* **GOAL OF THE EXERCISE**:
Only a number is wanted: how many lines in the listing contain the word "name"?
◆ ◆ ◆ ◆
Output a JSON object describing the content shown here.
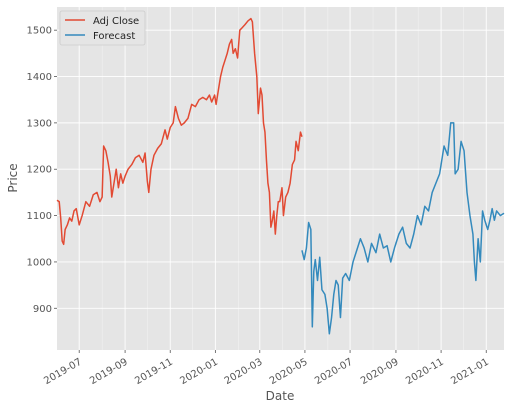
{
  "chart_data": {
    "type": "line",
    "xlabel": "Date",
    "ylabel": "Price",
    "xlim": [
      "2019-06-01",
      "2021-01-25"
    ],
    "ylim": [
      810,
      1550
    ],
    "x_tick_dates": [
      "2019-07-01",
      "2019-09-01",
      "2019-11-01",
      "2020-01-01",
      "2020-03-01",
      "2020-05-01",
      "2020-07-01",
      "2020-09-01",
      "2020-11-01",
      "2021-01-01"
    ],
    "x_tick_labels": [
      "2019-07",
      "2019-09",
      "2019-11",
      "2020-01",
      "2020-03",
      "2020-05",
      "2020-07",
      "2020-09",
      "2020-11",
      "2021-01"
    ],
    "y_ticks": [
      900,
      1000,
      1100,
      1200,
      1300,
      1400,
      1500
    ],
    "grid": true,
    "legend_position": "top-left",
    "colors": {
      "background": "#e5e5e5",
      "grid": "#ffffff",
      "adj_close": "#e24a33",
      "forecast": "#348abd"
    },
    "series": [
      {
        "name": "Adj Close",
        "color_key": "adj_close",
        "points": [
          [
            "2019-06-01",
            1133
          ],
          [
            "2019-06-04",
            1130
          ],
          [
            "2019-06-06",
            1095
          ],
          [
            "2019-06-08",
            1045
          ],
          [
            "2019-06-10",
            1038
          ],
          [
            "2019-06-12",
            1070
          ],
          [
            "2019-06-15",
            1080
          ],
          [
            "2019-06-18",
            1095
          ],
          [
            "2019-06-21",
            1088
          ],
          [
            "2019-06-24",
            1110
          ],
          [
            "2019-06-27",
            1115
          ],
          [
            "2019-07-01",
            1080
          ],
          [
            "2019-07-05",
            1100
          ],
          [
            "2019-07-10",
            1130
          ],
          [
            "2019-07-15",
            1120
          ],
          [
            "2019-07-20",
            1145
          ],
          [
            "2019-07-25",
            1150
          ],
          [
            "2019-07-29",
            1130
          ],
          [
            "2019-08-01",
            1140
          ],
          [
            "2019-08-03",
            1250
          ],
          [
            "2019-08-06",
            1240
          ],
          [
            "2019-08-09",
            1215
          ],
          [
            "2019-08-12",
            1185
          ],
          [
            "2019-08-14",
            1140
          ],
          [
            "2019-08-17",
            1170
          ],
          [
            "2019-08-20",
            1200
          ],
          [
            "2019-08-23",
            1160
          ],
          [
            "2019-08-26",
            1190
          ],
          [
            "2019-08-29",
            1170
          ],
          [
            "2019-09-01",
            1185
          ],
          [
            "2019-09-05",
            1200
          ],
          [
            "2019-09-10",
            1210
          ],
          [
            "2019-09-15",
            1225
          ],
          [
            "2019-09-20",
            1230
          ],
          [
            "2019-09-25",
            1215
          ],
          [
            "2019-09-28",
            1235
          ],
          [
            "2019-10-01",
            1175
          ],
          [
            "2019-10-03",
            1150
          ],
          [
            "2019-10-06",
            1200
          ],
          [
            "2019-10-10",
            1230
          ],
          [
            "2019-10-15",
            1245
          ],
          [
            "2019-10-20",
            1255
          ],
          [
            "2019-10-25",
            1285
          ],
          [
            "2019-10-28",
            1265
          ],
          [
            "2019-11-01",
            1290
          ],
          [
            "2019-11-05",
            1300
          ],
          [
            "2019-11-08",
            1335
          ],
          [
            "2019-11-12",
            1310
          ],
          [
            "2019-11-16",
            1295
          ],
          [
            "2019-11-20",
            1300
          ],
          [
            "2019-11-25",
            1310
          ],
          [
            "2019-11-30",
            1340
          ],
          [
            "2019-12-05",
            1335
          ],
          [
            "2019-12-10",
            1350
          ],
          [
            "2019-12-15",
            1355
          ],
          [
            "2019-12-20",
            1350
          ],
          [
            "2019-12-24",
            1360
          ],
          [
            "2019-12-27",
            1345
          ],
          [
            "2019-12-31",
            1360
          ],
          [
            "2020-01-02",
            1340
          ],
          [
            "2020-01-05",
            1370
          ],
          [
            "2020-01-08",
            1400
          ],
          [
            "2020-01-11",
            1420
          ],
          [
            "2020-01-14",
            1435
          ],
          [
            "2020-01-17",
            1450
          ],
          [
            "2020-01-20",
            1470
          ],
          [
            "2020-01-23",
            1480
          ],
          [
            "2020-01-25",
            1450
          ],
          [
            "2020-01-28",
            1460
          ],
          [
            "2020-01-31",
            1440
          ],
          [
            "2020-02-03",
            1500
          ],
          [
            "2020-02-06",
            1505
          ],
          [
            "2020-02-10",
            1512
          ],
          [
            "2020-02-14",
            1520
          ],
          [
            "2020-02-18",
            1525
          ],
          [
            "2020-02-20",
            1518
          ],
          [
            "2020-02-23",
            1450
          ],
          [
            "2020-02-26",
            1400
          ],
          [
            "2020-02-28",
            1320
          ],
          [
            "2020-03-02",
            1375
          ],
          [
            "2020-03-04",
            1360
          ],
          [
            "2020-03-06",
            1300
          ],
          [
            "2020-03-08",
            1280
          ],
          [
            "2020-03-10",
            1220
          ],
          [
            "2020-03-12",
            1170
          ],
          [
            "2020-03-14",
            1150
          ],
          [
            "2020-03-16",
            1075
          ],
          [
            "2020-03-18",
            1090
          ],
          [
            "2020-03-20",
            1110
          ],
          [
            "2020-03-22",
            1060
          ],
          [
            "2020-03-24",
            1100
          ],
          [
            "2020-03-26",
            1130
          ],
          [
            "2020-03-28",
            1130
          ],
          [
            "2020-03-31",
            1160
          ],
          [
            "2020-04-02",
            1100
          ],
          [
            "2020-04-05",
            1140
          ],
          [
            "2020-04-08",
            1150
          ],
          [
            "2020-04-11",
            1170
          ],
          [
            "2020-04-14",
            1210
          ],
          [
            "2020-04-17",
            1220
          ],
          [
            "2020-04-19",
            1260
          ],
          [
            "2020-04-22",
            1240
          ],
          [
            "2020-04-25",
            1280
          ],
          [
            "2020-04-27",
            1270
          ]
        ]
      },
      {
        "name": "Forecast",
        "color_key": "forecast",
        "points": [
          [
            "2020-04-27",
            1025
          ],
          [
            "2020-04-30",
            1005
          ],
          [
            "2020-05-03",
            1030
          ],
          [
            "2020-05-06",
            1085
          ],
          [
            "2020-05-09",
            1070
          ],
          [
            "2020-05-11",
            860
          ],
          [
            "2020-05-13",
            980
          ],
          [
            "2020-05-15",
            1005
          ],
          [
            "2020-05-18",
            960
          ],
          [
            "2020-05-21",
            1010
          ],
          [
            "2020-05-24",
            940
          ],
          [
            "2020-05-28",
            930
          ],
          [
            "2020-05-31",
            900
          ],
          [
            "2020-06-03",
            845
          ],
          [
            "2020-06-06",
            880
          ],
          [
            "2020-06-09",
            930
          ],
          [
            "2020-06-12",
            960
          ],
          [
            "2020-06-15",
            950
          ],
          [
            "2020-06-18",
            880
          ],
          [
            "2020-06-21",
            965
          ],
          [
            "2020-06-25",
            975
          ],
          [
            "2020-06-30",
            960
          ],
          [
            "2020-07-05",
            1000
          ],
          [
            "2020-07-10",
            1025
          ],
          [
            "2020-07-15",
            1050
          ],
          [
            "2020-07-20",
            1030
          ],
          [
            "2020-07-25",
            1000
          ],
          [
            "2020-07-30",
            1040
          ],
          [
            "2020-08-05",
            1020
          ],
          [
            "2020-08-10",
            1060
          ],
          [
            "2020-08-15",
            1030
          ],
          [
            "2020-08-20",
            1035
          ],
          [
            "2020-08-25",
            1000
          ],
          [
            "2020-08-30",
            1030
          ],
          [
            "2020-09-05",
            1060
          ],
          [
            "2020-09-10",
            1075
          ],
          [
            "2020-09-15",
            1040
          ],
          [
            "2020-09-20",
            1030
          ],
          [
            "2020-09-25",
            1060
          ],
          [
            "2020-09-30",
            1100
          ],
          [
            "2020-10-05",
            1080
          ],
          [
            "2020-10-10",
            1120
          ],
          [
            "2020-10-15",
            1110
          ],
          [
            "2020-10-20",
            1150
          ],
          [
            "2020-10-25",
            1170
          ],
          [
            "2020-10-30",
            1190
          ],
          [
            "2020-11-05",
            1250
          ],
          [
            "2020-11-10",
            1230
          ],
          [
            "2020-11-14",
            1300
          ],
          [
            "2020-11-18",
            1300
          ],
          [
            "2020-11-20",
            1190
          ],
          [
            "2020-11-24",
            1200
          ],
          [
            "2020-11-28",
            1260
          ],
          [
            "2020-12-02",
            1240
          ],
          [
            "2020-12-06",
            1150
          ],
          [
            "2020-12-10",
            1100
          ],
          [
            "2020-12-14",
            1060
          ],
          [
            "2020-12-16",
            1000
          ],
          [
            "2020-12-18",
            960
          ],
          [
            "2020-12-21",
            1050
          ],
          [
            "2020-12-24",
            1000
          ],
          [
            "2020-12-27",
            1110
          ],
          [
            "2020-12-30",
            1090
          ],
          [
            "2021-01-03",
            1070
          ],
          [
            "2021-01-06",
            1090
          ],
          [
            "2021-01-09",
            1115
          ],
          [
            "2021-01-12",
            1090
          ],
          [
            "2021-01-15",
            1110
          ],
          [
            "2021-01-20",
            1100
          ],
          [
            "2021-01-25",
            1105
          ]
        ]
      }
    ]
  }
}
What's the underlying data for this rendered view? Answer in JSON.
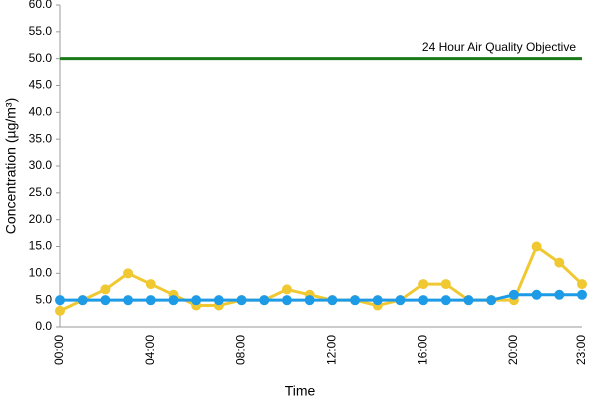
{
  "chart_data": {
    "type": "line",
    "x_label": "Time",
    "y_label": "Concentration (µg/m³)",
    "categories": [
      "00:00",
      null,
      null,
      null,
      "04:00",
      null,
      null,
      null,
      "08:00",
      null,
      null,
      null,
      "12:00",
      null,
      null,
      null,
      "16:00",
      null,
      null,
      null,
      "20:00",
      null,
      null,
      "23:00"
    ],
    "series": [
      {
        "color": "#f0c832",
        "values": [
          3,
          5,
          7,
          10,
          8,
          6,
          4,
          4,
          5,
          5,
          7,
          6,
          5,
          5,
          4,
          5,
          8,
          8,
          5,
          5,
          5,
          15,
          12,
          8
        ]
      },
      {
        "color": "#1e9be6",
        "values": [
          5,
          5,
          5,
          5,
          5,
          5,
          5,
          5,
          5,
          5,
          5,
          5,
          5,
          5,
          5,
          5,
          5,
          5,
          5,
          5,
          6,
          6,
          6,
          6
        ]
      }
    ],
    "reference_line": {
      "value": 50,
      "label": "24 Hour Air Quality Objective",
      "color": "#1a7a1a"
    },
    "ylim": [
      0,
      60
    ],
    "yticks": [
      {
        "value": 0,
        "label": "0.0"
      },
      {
        "value": 5,
        "label": "5.0"
      },
      {
        "value": 10,
        "label": "10.0"
      },
      {
        "value": 15,
        "label": "15.0"
      },
      {
        "value": 20,
        "label": "20.0"
      },
      {
        "value": 25,
        "label": "25.0"
      },
      {
        "value": 30,
        "label": "30.0"
      },
      {
        "value": 35,
        "label": "35.0"
      },
      {
        "value": 40,
        "label": "40.0"
      },
      {
        "value": 45,
        "label": "45.0"
      },
      {
        "value": 50,
        "label": "50.0"
      },
      {
        "value": 55,
        "label": "55.0"
      },
      {
        "value": 60,
        "label": "60.0"
      }
    ]
  }
}
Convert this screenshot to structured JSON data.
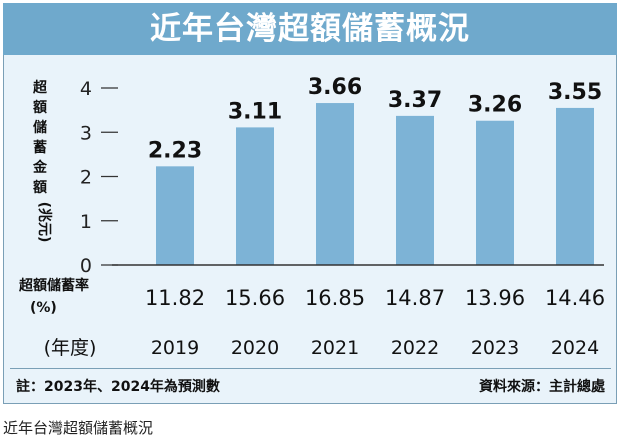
{
  "title": "近年台灣超額儲蓄概況",
  "chart_data": {
    "type": "bar",
    "title": "近年台灣超額儲蓄概況",
    "ylabel_chars": [
      "超",
      "額",
      "儲",
      "蓄",
      "金",
      "額"
    ],
    "ylabel_unit": "(兆元)",
    "ylim": [
      0,
      4
    ],
    "yticks": [
      0,
      1,
      2,
      3,
      4
    ],
    "categories": [
      "2019",
      "2020",
      "2021",
      "2022",
      "2023",
      "2024"
    ],
    "values": [
      2.23,
      3.11,
      3.66,
      3.37,
      3.26,
      3.55
    ],
    "value_labels": [
      "2.23",
      "3.11",
      "3.66",
      "3.37",
      "3.26",
      "3.55"
    ],
    "rate_label": "超額儲蓄率",
    "rate_unit": "(%)",
    "rates": [
      "11.82",
      "15.66",
      "16.85",
      "14.87",
      "13.96",
      "14.46"
    ],
    "xlabel": "(年度)",
    "bar_color": "#7db3d6"
  },
  "footer": {
    "note": "註：2023年、2024年為預測數",
    "source": "資料來源：主計總處"
  },
  "caption": "近年台灣超額儲蓄概況"
}
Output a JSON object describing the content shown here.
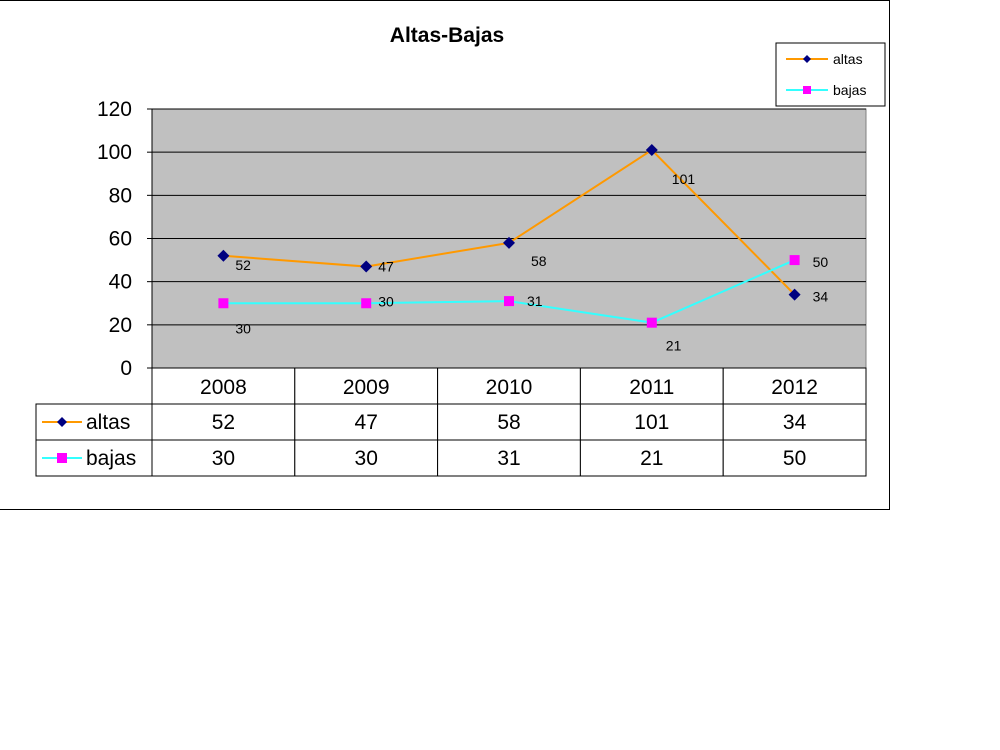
{
  "chart_data": {
    "type": "line",
    "title": "Altas-Bajas",
    "categories": [
      "2008",
      "2009",
      "2010",
      "2011",
      "2012"
    ],
    "series": [
      {
        "name": "altas",
        "values": [
          52,
          47,
          58,
          101,
          34
        ],
        "color": "#FF9900",
        "marker": "diamond",
        "marker_color": "#000080"
      },
      {
        "name": "bajas",
        "values": [
          30,
          30,
          31,
          21,
          50
        ],
        "color": "#33FFFF",
        "marker": "square",
        "marker_color": "#FF00FF"
      }
    ],
    "ylim": [
      0,
      120
    ],
    "yticks": [
      "0",
      "20",
      "40",
      "60",
      "80",
      "100",
      "120"
    ],
    "grid": true,
    "plot_background": "#C0C0C0",
    "legend_position": "top-right",
    "data_table": true
  }
}
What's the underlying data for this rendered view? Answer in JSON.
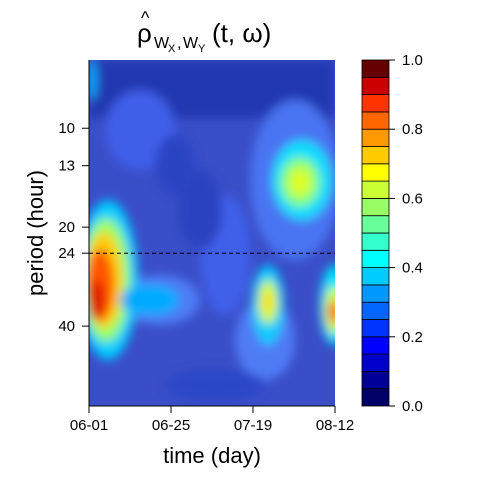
{
  "chart_data": {
    "type": "heatmap",
    "title": {
      "base": "ρ",
      "subscript_main": "W",
      "sub_x": "X",
      "sub_y": "Y",
      "args": "(t, ω)"
    },
    "xlabel": "time (day)",
    "ylabel": "period (hour)",
    "x_ticks": [
      "06-01",
      "06-25",
      "07-19",
      "08-12"
    ],
    "y_ticks": [
      10,
      13,
      20,
      24,
      40
    ],
    "y_scale": "log",
    "y_range_hours": [
      6.2,
      70
    ],
    "reference_line_hours": 24,
    "colorbar": {
      "ticks": [
        "0.0",
        "0.2",
        "0.4",
        "0.6",
        "0.8",
        "1.0"
      ],
      "range": [
        0,
        1
      ],
      "levels": 20,
      "colors": [
        "#000066",
        "#000099",
        "#0000cc",
        "#0000ff",
        "#0033ff",
        "#0066ff",
        "#0099ff",
        "#00ccff",
        "#00ffff",
        "#33ffcc",
        "#66ff99",
        "#99ff66",
        "#ccff33",
        "#ffff00",
        "#ffcc00",
        "#ff9900",
        "#ff6600",
        "#ff3300",
        "#cc0000",
        "#660000"
      ]
    },
    "high_coherence_regions": [
      {
        "time": "06-01 to 06-08",
        "period_hours": "14-35",
        "peak": 0.8
      },
      {
        "time": "around 07-19",
        "period_hours": "20-40",
        "peak": 0.55
      },
      {
        "time": "07-30 to 08-08",
        "period_hours": "10-14",
        "peak": 0.55
      },
      {
        "time": "around 08-12",
        "period_hours": "20-28",
        "peak": 0.75
      }
    ]
  }
}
◆ ◆ ◆ ◆
* **SOLUTION FOR THIS TASK**:
4